* Data items
⁂

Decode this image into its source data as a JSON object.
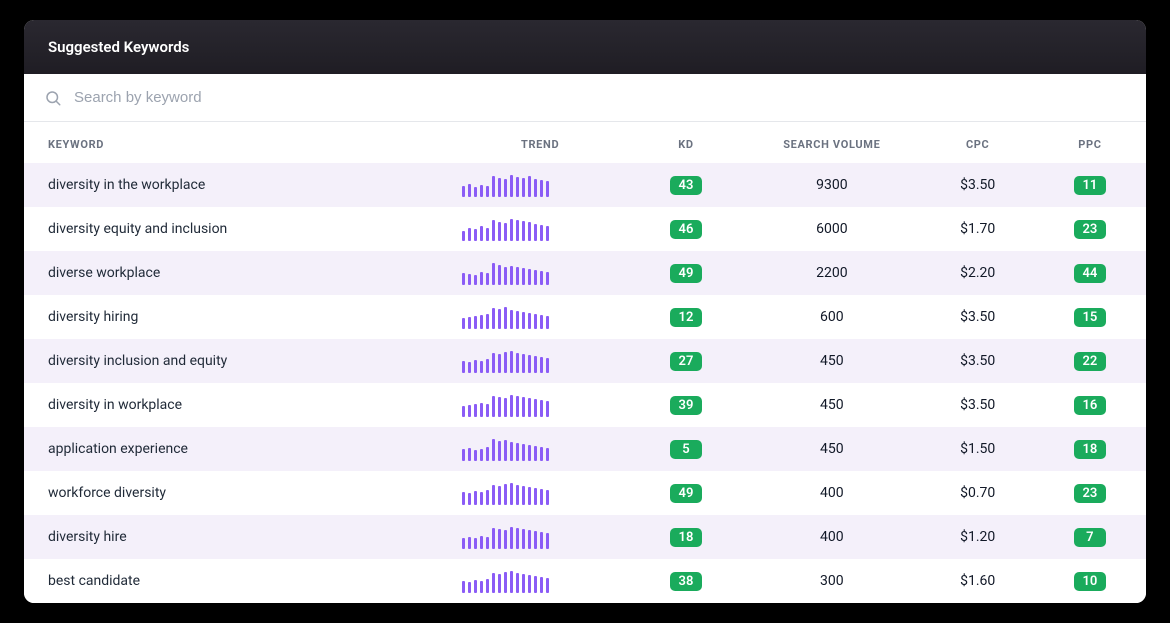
{
  "header": {
    "title": "Suggested Keywords"
  },
  "search": {
    "placeholder": "Search by keyword"
  },
  "columns": {
    "keyword": "KEYWORD",
    "trend": "TREND",
    "kd": "KD",
    "searchVolume": "SEARCH VOLUME",
    "cpc": "CPC",
    "ppc": "PPC"
  },
  "colors": {
    "badge": "#1aab5c",
    "spark": "#8b5cf6",
    "rowAlt": "#f4f0fa"
  },
  "rows": [
    {
      "keyword": "diversity in the workplace",
      "trend": [
        11,
        13,
        10,
        12,
        11,
        21,
        19,
        18,
        22,
        20,
        19,
        21,
        18,
        17,
        16
      ],
      "kd": "43",
      "searchVolume": "9300",
      "cpc": "$3.50",
      "ppc": "11"
    },
    {
      "keyword": "diversity equity and inclusion",
      "trend": [
        10,
        12,
        11,
        14,
        12,
        20,
        18,
        17,
        21,
        20,
        19,
        18,
        16,
        15,
        14
      ],
      "kd": "46",
      "searchVolume": "6000",
      "cpc": "$1.70",
      "ppc": "23"
    },
    {
      "keyword": "diverse workplace",
      "trend": [
        12,
        11,
        10,
        13,
        12,
        22,
        20,
        18,
        19,
        18,
        17,
        16,
        15,
        14,
        13
      ],
      "kd": "49",
      "searchVolume": "2200",
      "cpc": "$2.20",
      "ppc": "44"
    },
    {
      "keyword": "diversity hiring",
      "trend": [
        11,
        12,
        13,
        14,
        15,
        21,
        20,
        22,
        19,
        18,
        17,
        16,
        15,
        14,
        13
      ],
      "kd": "12",
      "searchVolume": "600",
      "cpc": "$3.50",
      "ppc": "15"
    },
    {
      "keyword": "diversity inclusion and equity",
      "trend": [
        12,
        11,
        13,
        12,
        14,
        20,
        19,
        21,
        22,
        20,
        19,
        18,
        17,
        16,
        15
      ],
      "kd": "27",
      "searchVolume": "450",
      "cpc": "$3.50",
      "ppc": "22"
    },
    {
      "keyword": "diversity in workplace",
      "trend": [
        11,
        12,
        13,
        14,
        13,
        21,
        20,
        19,
        22,
        21,
        20,
        19,
        18,
        17,
        16
      ],
      "kd": "39",
      "searchVolume": "450",
      "cpc": "$3.50",
      "ppc": "16"
    },
    {
      "keyword": "application experience",
      "trend": [
        12,
        13,
        11,
        12,
        14,
        22,
        20,
        21,
        19,
        18,
        17,
        16,
        15,
        14,
        13
      ],
      "kd": "5",
      "searchVolume": "450",
      "cpc": "$1.50",
      "ppc": "18"
    },
    {
      "keyword": "workforce diversity",
      "trend": [
        13,
        12,
        14,
        13,
        15,
        20,
        19,
        21,
        22,
        20,
        19,
        18,
        17,
        16,
        15
      ],
      "kd": "49",
      "searchVolume": "400",
      "cpc": "$0.70",
      "ppc": "23"
    },
    {
      "keyword": "diversity hire",
      "trend": [
        11,
        12,
        11,
        13,
        12,
        21,
        20,
        19,
        22,
        21,
        20,
        19,
        18,
        17,
        16
      ],
      "kd": "18",
      "searchVolume": "400",
      "cpc": "$1.20",
      "ppc": "7"
    },
    {
      "keyword": "best candidate",
      "trend": [
        12,
        11,
        13,
        12,
        14,
        20,
        19,
        21,
        22,
        20,
        19,
        18,
        17,
        16,
        15
      ],
      "kd": "38",
      "searchVolume": "300",
      "cpc": "$1.60",
      "ppc": "10"
    }
  ]
}
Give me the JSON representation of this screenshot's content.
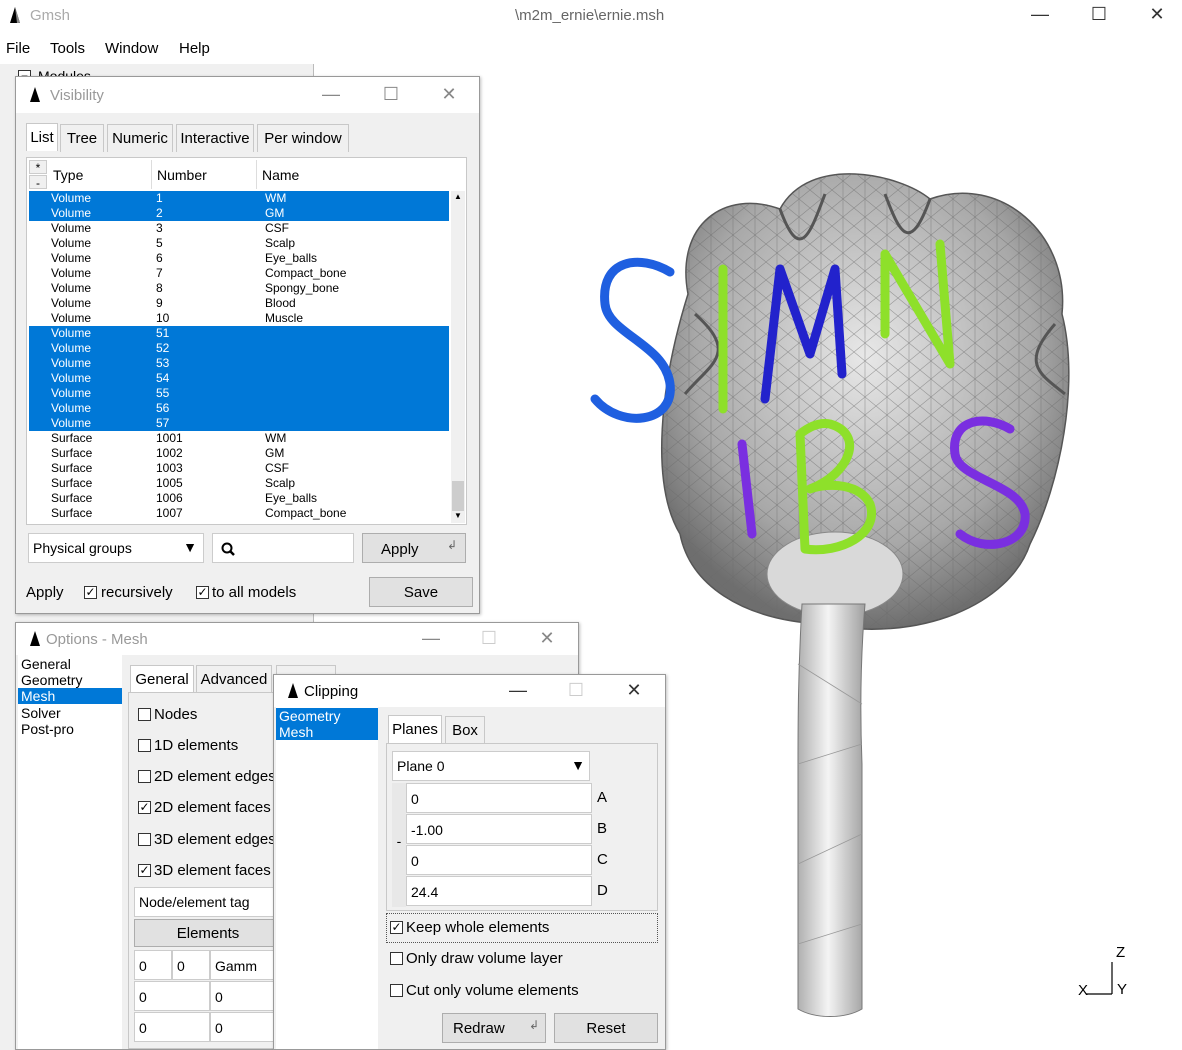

⁂

* EXERCISE OBJECTIVE
Reproduce each line of the material containing the word "workplace".

* WORKED ANSWER
      "keyword": "diversity in the workplace",
      "keyword": "diverse workplace",
      "keyword": "diversity in workplace",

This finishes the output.